● **AVAILABLE RECORDS**

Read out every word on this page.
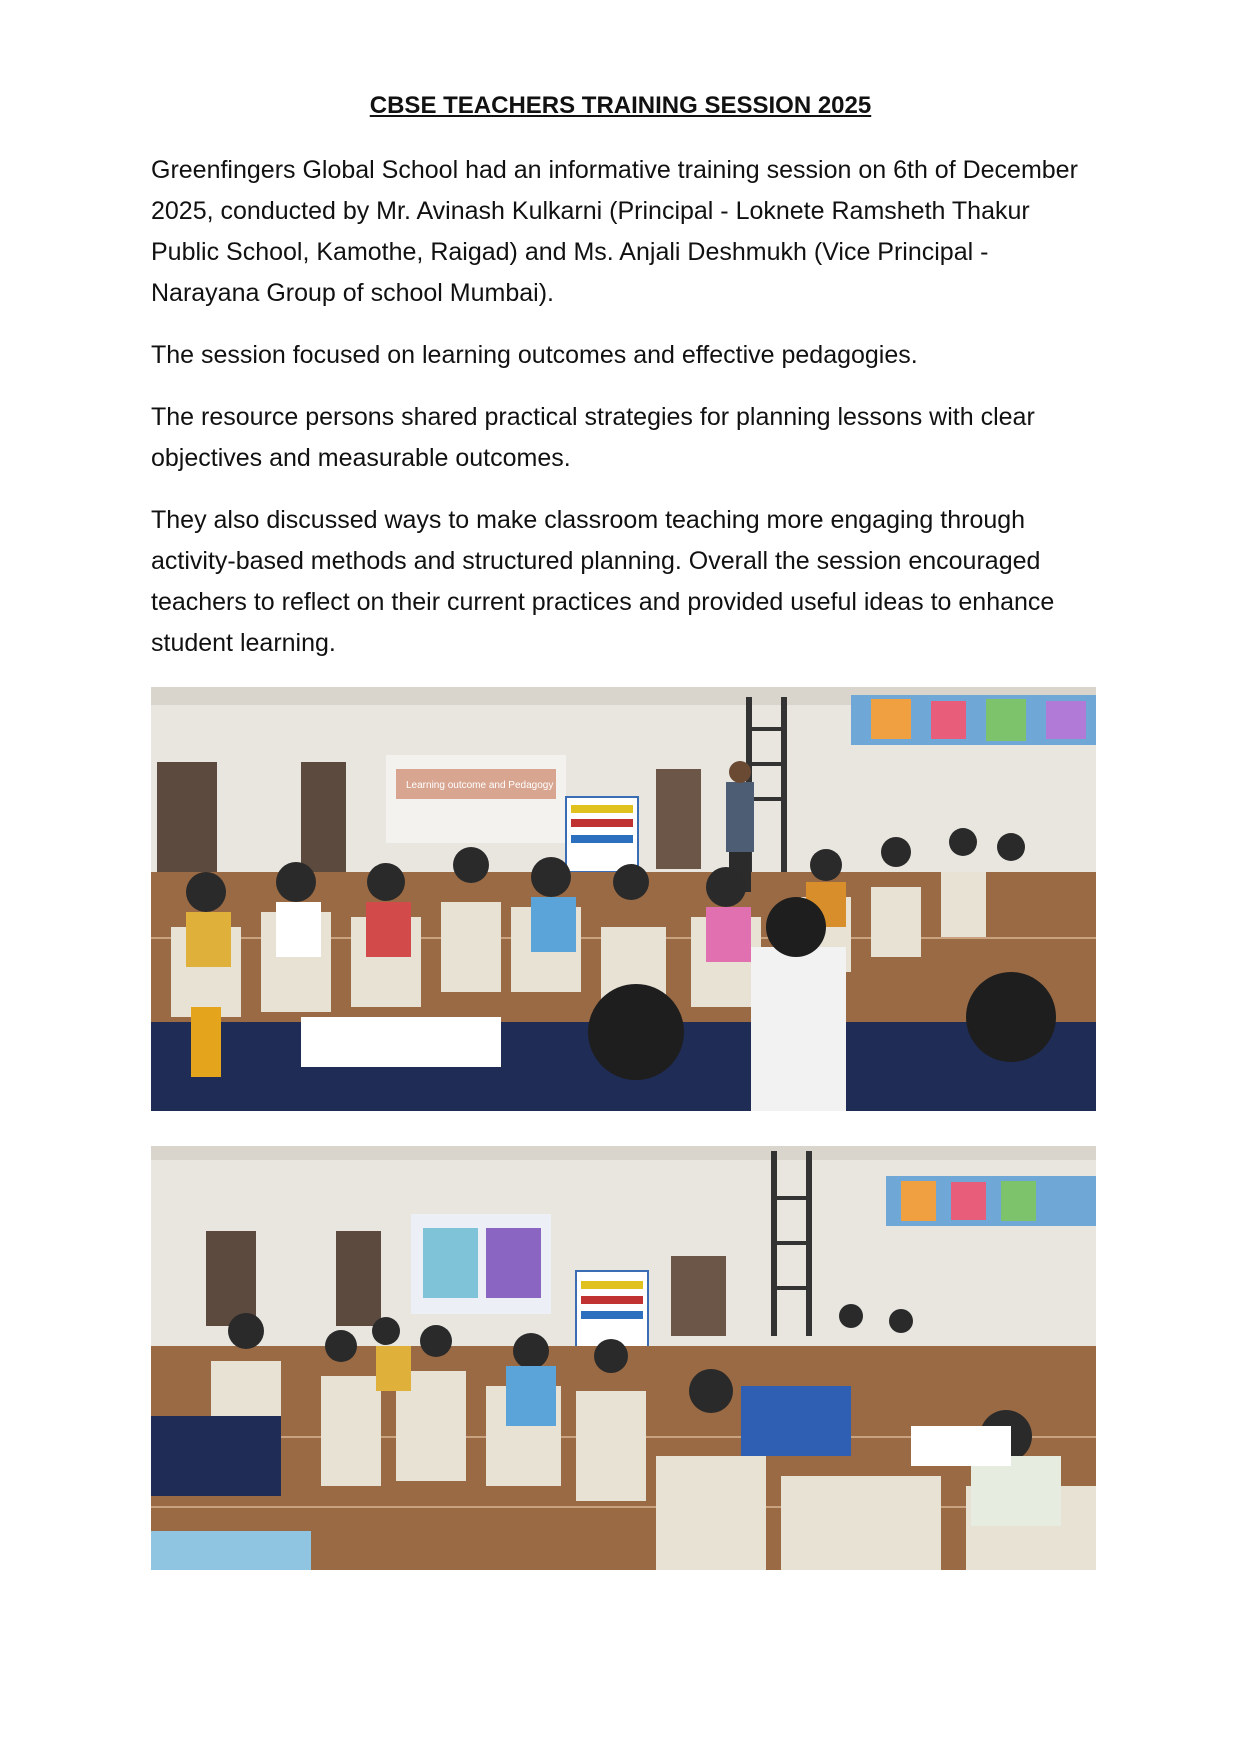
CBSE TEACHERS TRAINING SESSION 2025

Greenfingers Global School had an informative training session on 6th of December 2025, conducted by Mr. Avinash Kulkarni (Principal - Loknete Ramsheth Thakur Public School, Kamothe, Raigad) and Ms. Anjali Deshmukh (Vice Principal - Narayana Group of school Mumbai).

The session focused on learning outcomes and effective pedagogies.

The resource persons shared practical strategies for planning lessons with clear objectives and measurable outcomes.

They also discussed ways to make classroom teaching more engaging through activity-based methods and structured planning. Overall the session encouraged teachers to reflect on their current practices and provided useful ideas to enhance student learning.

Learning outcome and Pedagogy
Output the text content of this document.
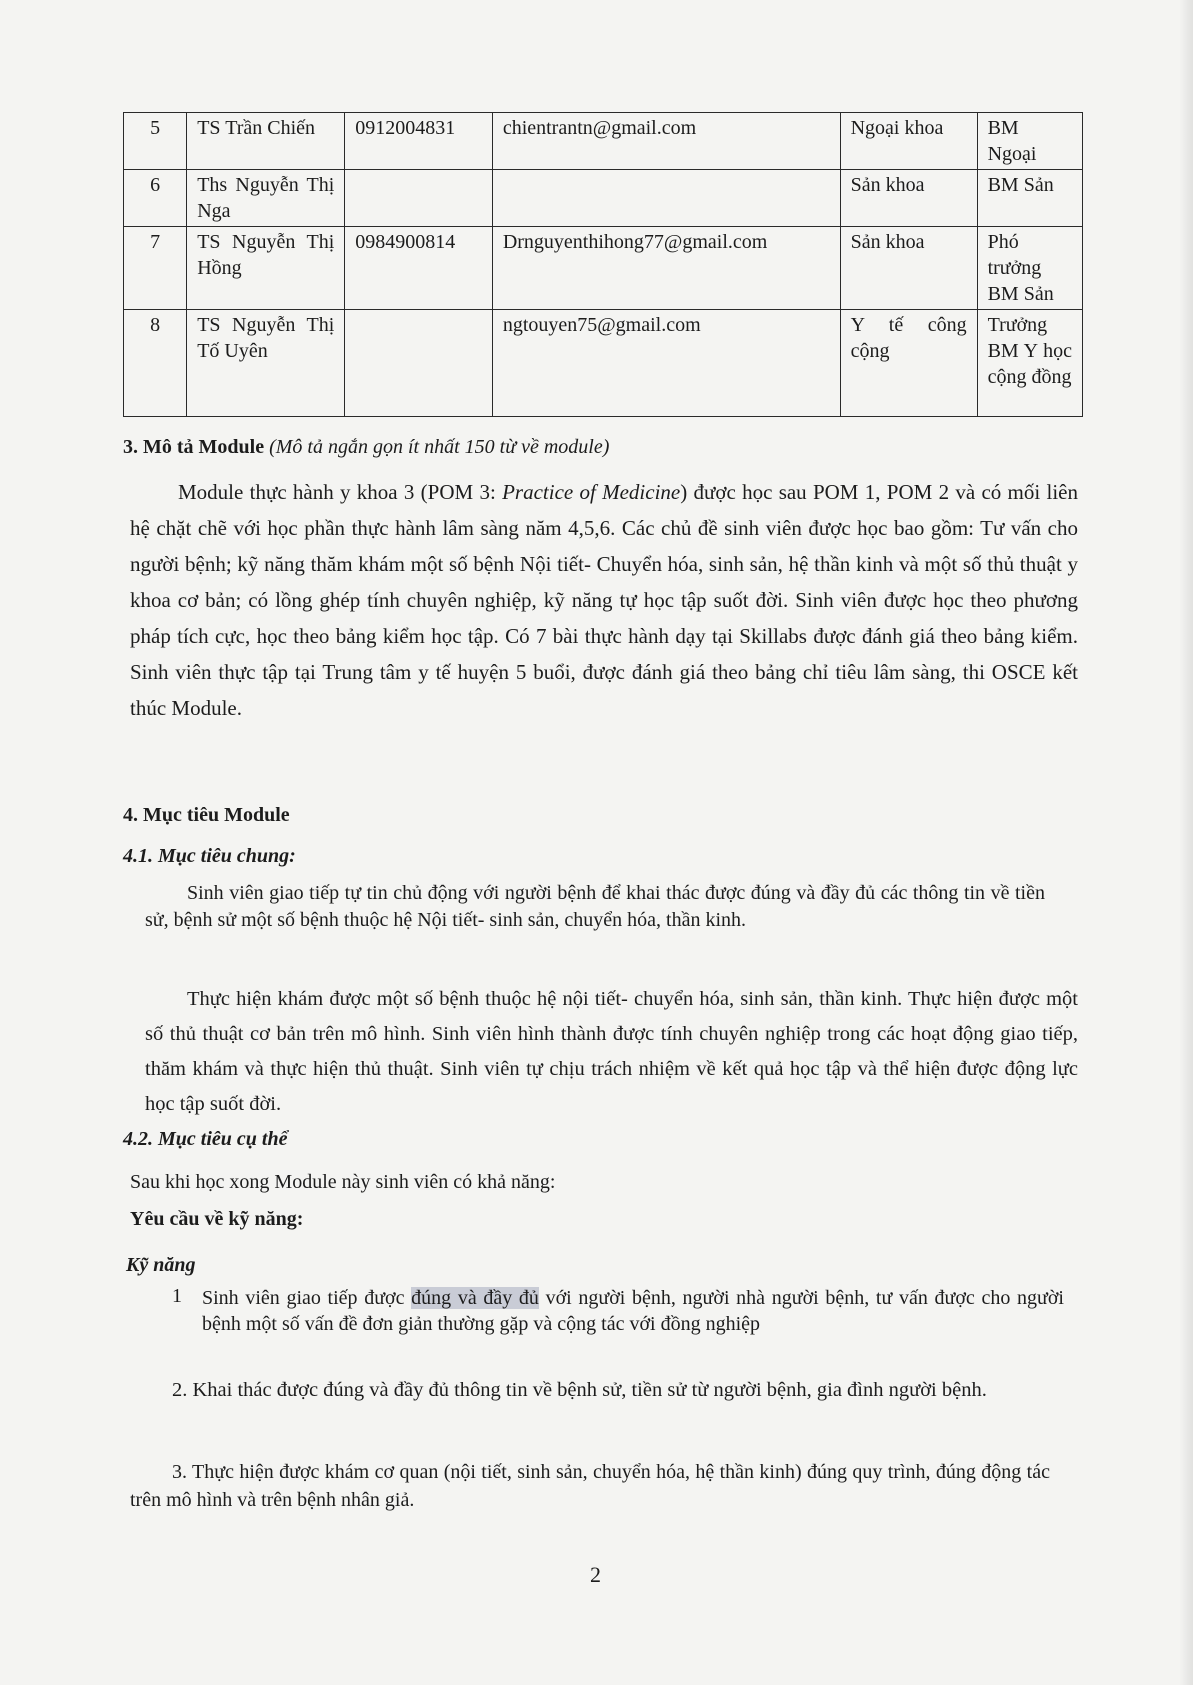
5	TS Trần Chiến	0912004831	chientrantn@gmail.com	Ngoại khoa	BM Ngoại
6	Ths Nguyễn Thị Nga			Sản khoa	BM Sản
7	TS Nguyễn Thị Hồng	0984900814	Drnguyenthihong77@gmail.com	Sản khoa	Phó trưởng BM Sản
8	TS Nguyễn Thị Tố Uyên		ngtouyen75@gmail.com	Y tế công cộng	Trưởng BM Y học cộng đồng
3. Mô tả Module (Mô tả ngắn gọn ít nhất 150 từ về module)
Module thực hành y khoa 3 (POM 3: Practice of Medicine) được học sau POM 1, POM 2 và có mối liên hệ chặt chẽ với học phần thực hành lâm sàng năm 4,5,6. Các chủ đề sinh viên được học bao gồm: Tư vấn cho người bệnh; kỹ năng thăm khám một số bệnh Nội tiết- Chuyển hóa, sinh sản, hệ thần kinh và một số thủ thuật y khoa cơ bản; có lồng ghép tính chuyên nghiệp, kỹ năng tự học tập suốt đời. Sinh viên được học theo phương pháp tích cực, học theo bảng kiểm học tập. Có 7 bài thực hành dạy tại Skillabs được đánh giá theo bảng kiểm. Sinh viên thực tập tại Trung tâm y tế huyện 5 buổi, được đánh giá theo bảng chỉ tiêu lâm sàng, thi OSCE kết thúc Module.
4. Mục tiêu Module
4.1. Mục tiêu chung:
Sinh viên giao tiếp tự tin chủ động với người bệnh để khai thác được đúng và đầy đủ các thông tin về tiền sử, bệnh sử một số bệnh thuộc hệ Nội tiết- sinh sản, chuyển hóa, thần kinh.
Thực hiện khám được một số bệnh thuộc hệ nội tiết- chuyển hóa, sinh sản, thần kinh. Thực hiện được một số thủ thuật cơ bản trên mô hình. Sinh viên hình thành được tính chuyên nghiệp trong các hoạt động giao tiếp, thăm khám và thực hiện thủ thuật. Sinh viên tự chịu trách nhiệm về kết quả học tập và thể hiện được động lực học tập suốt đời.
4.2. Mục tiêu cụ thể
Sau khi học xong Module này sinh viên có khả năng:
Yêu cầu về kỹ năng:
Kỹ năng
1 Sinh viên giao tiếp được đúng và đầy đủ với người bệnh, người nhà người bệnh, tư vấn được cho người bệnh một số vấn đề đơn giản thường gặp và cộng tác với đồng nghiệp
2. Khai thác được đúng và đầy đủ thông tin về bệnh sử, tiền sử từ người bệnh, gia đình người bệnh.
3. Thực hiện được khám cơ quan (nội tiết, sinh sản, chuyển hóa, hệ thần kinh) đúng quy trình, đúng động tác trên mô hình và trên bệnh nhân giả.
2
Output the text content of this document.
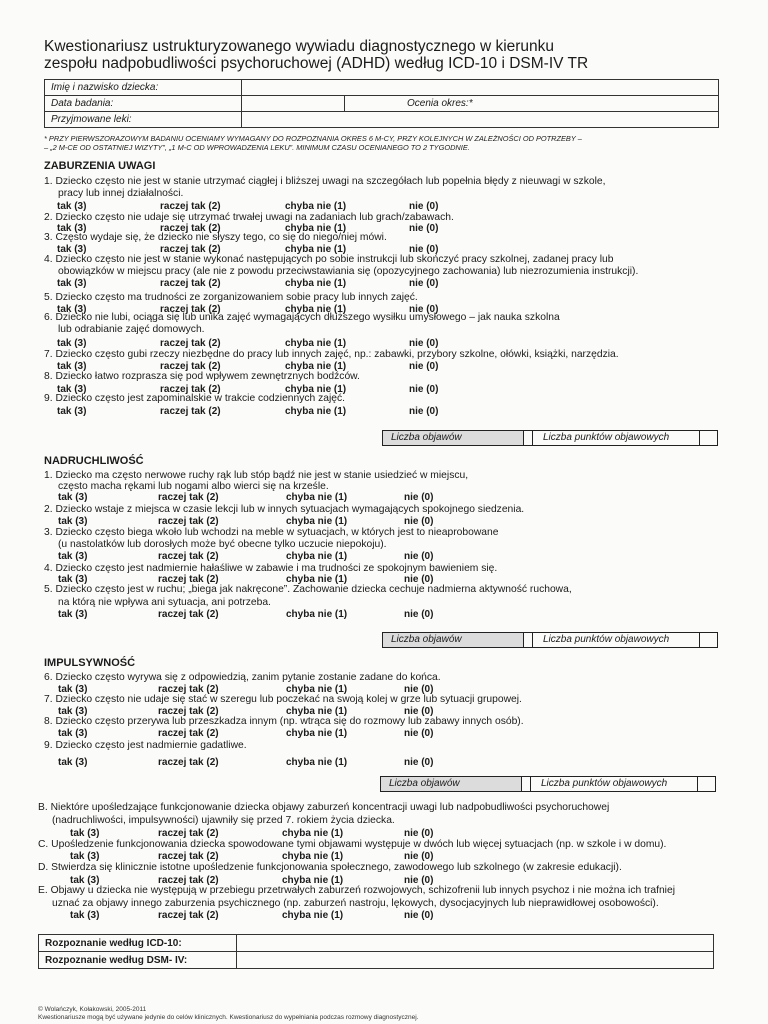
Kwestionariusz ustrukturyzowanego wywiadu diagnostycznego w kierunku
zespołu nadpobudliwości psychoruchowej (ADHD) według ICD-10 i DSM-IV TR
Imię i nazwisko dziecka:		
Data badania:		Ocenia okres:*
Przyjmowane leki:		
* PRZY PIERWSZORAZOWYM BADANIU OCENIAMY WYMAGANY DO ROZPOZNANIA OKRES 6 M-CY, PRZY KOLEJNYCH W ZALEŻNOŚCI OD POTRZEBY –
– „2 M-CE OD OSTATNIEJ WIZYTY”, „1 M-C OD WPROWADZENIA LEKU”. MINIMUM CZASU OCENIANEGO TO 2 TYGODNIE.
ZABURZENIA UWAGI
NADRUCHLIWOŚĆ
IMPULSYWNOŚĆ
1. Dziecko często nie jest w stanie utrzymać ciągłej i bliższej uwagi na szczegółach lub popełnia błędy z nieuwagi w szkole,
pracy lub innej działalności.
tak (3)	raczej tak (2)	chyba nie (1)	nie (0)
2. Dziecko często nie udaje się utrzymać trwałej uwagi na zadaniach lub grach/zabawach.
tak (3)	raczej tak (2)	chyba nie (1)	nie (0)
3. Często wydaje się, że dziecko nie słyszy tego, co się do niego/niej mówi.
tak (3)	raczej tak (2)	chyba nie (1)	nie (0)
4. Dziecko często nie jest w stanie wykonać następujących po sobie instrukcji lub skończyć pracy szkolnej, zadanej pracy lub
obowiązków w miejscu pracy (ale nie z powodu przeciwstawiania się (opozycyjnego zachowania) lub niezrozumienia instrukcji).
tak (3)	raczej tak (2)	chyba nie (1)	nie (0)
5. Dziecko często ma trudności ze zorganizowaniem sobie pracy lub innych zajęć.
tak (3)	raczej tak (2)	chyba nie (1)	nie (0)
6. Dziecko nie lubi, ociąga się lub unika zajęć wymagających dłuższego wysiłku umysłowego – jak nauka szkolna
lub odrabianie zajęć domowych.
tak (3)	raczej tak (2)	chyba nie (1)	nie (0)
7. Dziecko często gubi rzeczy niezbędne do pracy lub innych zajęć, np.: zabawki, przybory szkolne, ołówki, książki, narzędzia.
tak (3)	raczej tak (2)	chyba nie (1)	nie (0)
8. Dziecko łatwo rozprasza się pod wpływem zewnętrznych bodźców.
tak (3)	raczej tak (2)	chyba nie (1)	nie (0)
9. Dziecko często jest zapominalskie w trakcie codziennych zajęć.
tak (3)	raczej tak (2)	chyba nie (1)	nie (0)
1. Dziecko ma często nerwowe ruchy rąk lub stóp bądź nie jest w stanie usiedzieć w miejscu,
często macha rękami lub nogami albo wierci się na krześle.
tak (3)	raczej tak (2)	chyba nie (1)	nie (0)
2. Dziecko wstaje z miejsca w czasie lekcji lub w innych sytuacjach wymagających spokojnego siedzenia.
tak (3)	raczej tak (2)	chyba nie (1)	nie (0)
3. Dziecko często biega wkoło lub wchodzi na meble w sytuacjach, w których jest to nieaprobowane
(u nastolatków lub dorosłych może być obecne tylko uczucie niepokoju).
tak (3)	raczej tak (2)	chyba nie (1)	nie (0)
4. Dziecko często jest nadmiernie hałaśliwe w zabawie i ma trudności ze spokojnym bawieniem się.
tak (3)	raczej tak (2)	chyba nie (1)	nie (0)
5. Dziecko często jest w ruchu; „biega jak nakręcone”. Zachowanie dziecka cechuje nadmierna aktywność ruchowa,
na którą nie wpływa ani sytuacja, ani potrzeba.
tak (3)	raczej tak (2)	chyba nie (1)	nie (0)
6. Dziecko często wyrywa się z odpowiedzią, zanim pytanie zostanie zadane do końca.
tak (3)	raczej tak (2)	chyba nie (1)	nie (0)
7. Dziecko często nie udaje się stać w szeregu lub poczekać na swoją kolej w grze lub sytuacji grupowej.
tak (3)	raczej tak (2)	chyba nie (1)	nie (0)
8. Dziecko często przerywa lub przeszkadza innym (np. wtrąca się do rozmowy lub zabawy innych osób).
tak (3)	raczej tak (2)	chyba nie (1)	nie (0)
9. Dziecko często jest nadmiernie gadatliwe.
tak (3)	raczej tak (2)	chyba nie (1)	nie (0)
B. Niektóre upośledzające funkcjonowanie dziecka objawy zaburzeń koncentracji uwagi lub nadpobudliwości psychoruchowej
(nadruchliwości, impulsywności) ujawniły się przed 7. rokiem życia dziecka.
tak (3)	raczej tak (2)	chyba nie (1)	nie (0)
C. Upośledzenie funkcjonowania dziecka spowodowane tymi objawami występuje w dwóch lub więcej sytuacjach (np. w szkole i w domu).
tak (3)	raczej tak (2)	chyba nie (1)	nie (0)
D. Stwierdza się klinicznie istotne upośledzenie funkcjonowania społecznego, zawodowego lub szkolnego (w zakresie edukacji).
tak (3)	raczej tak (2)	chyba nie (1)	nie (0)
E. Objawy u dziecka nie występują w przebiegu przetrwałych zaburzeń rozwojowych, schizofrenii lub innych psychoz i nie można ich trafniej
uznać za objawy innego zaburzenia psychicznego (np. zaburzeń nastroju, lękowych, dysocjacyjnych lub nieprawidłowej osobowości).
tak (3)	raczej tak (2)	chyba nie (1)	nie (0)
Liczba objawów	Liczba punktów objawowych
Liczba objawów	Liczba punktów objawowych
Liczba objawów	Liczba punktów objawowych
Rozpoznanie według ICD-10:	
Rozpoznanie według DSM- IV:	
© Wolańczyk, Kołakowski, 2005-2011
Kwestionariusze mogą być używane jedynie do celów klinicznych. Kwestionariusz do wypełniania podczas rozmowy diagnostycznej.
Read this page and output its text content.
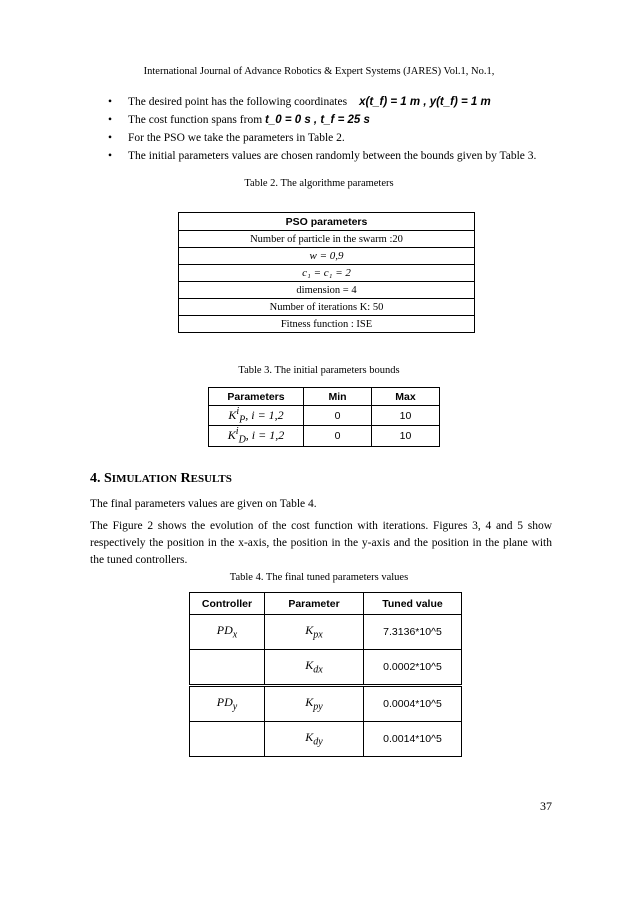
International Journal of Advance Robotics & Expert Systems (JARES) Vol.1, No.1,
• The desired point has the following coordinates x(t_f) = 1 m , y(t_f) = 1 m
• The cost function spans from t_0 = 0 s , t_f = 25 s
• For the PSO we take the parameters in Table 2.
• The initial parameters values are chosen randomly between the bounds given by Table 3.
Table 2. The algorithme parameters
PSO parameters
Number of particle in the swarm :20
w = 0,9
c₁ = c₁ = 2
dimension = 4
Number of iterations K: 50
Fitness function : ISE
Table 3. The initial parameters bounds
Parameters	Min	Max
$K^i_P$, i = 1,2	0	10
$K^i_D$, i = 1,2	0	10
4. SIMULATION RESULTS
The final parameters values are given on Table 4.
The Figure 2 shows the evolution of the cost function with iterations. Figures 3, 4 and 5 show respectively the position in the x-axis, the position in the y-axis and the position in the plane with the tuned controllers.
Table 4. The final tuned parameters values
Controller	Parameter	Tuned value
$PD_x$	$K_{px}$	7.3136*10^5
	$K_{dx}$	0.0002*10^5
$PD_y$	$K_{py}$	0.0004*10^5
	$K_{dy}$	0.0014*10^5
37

● **EXERCISE AIM**
Where a line in the material above holds "sytuacjach", copy that line.

● **COMPLETED TASK**
2. Dziecko wstaje z miejsca w czasie lekcji lub w innych sytuacjach wymagających spokojnego siedzenia.
3. Dziecko często biega wkoło lub wchodzi na meble w sytuacjach, w których jest to nieaprobowane
C. Upośledzenie funkcjonowania dziecka spowodowane tymi objawami występuje w dwóch lub więcej sytuacjach (np. w szkole i w domu).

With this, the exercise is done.